DIRECTIONS FOR THIS TASK: Filter for the word "kezdve" and keep each matching line.

(Entries from a dataset)
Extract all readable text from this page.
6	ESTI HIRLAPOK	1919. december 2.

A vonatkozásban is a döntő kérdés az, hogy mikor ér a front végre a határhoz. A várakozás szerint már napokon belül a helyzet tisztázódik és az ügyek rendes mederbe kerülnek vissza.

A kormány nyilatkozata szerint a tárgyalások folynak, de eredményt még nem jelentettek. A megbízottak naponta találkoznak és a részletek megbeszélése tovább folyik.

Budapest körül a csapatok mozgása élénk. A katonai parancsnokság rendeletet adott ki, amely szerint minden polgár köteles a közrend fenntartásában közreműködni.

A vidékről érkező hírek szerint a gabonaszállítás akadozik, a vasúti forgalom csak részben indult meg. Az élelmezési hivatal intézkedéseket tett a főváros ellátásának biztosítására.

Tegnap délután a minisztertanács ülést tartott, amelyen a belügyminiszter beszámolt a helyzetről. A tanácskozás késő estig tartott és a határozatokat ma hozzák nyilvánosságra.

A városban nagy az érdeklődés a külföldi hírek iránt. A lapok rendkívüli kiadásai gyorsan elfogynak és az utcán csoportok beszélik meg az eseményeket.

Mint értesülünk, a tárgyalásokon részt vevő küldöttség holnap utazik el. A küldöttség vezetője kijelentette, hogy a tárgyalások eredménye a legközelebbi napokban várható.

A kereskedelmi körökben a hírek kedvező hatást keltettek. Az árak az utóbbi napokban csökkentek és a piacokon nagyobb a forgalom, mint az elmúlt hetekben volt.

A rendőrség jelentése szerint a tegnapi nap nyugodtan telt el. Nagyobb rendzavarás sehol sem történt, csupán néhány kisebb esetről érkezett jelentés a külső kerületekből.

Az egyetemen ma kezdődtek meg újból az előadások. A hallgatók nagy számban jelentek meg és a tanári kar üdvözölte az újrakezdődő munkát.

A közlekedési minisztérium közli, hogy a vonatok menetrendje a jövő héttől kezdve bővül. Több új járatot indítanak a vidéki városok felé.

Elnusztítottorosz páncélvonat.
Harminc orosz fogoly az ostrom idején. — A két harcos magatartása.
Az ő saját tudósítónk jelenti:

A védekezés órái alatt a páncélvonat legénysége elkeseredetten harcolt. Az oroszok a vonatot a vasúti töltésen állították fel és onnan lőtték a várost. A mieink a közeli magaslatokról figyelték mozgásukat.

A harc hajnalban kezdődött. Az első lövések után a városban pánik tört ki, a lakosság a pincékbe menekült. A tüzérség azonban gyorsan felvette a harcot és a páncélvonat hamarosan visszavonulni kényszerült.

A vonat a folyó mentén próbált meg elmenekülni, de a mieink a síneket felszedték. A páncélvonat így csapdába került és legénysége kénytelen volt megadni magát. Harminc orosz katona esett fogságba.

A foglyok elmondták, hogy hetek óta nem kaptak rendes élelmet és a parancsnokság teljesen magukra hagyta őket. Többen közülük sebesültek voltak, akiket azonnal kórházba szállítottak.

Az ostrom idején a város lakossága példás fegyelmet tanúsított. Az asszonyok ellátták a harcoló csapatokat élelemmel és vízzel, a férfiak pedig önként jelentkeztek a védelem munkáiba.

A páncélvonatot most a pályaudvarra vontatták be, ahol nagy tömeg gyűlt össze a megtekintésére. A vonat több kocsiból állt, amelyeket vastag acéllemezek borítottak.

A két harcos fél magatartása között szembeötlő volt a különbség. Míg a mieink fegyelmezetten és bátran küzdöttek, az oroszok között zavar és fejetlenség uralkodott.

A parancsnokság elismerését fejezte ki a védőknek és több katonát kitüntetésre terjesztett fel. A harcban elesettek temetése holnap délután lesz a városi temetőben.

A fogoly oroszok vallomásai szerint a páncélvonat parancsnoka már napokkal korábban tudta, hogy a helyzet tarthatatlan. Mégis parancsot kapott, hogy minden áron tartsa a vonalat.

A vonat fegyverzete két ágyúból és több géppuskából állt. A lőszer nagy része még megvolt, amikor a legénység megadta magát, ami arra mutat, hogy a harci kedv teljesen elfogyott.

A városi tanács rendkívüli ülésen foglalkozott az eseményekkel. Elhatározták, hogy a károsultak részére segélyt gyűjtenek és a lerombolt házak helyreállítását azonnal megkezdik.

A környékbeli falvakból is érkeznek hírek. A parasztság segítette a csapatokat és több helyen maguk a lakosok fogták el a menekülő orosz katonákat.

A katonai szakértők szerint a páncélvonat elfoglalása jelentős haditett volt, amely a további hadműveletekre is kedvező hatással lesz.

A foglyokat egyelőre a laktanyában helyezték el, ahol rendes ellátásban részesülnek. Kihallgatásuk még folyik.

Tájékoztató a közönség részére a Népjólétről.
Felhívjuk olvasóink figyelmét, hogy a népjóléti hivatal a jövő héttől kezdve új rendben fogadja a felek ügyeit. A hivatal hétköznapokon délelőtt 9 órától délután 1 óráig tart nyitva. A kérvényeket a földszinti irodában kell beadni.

TASK RESPONSE:
A közlekedési minisztérium közli, hogy a vonatok menetrendje a jövő héttől kezdve bővül. Több új járatot indítanak a vidéki városok felé.
Felhívjuk olvasóink figyelmét, hogy a népjóléti hivatal a jövő héttől kezdve új rendben fogadja a felek ügyeit. A hivatal hétköznapokon délelőtt 9 órától délután 1 óráig tart nyitva. A kérvényeket a földszinti irodában kell beadni.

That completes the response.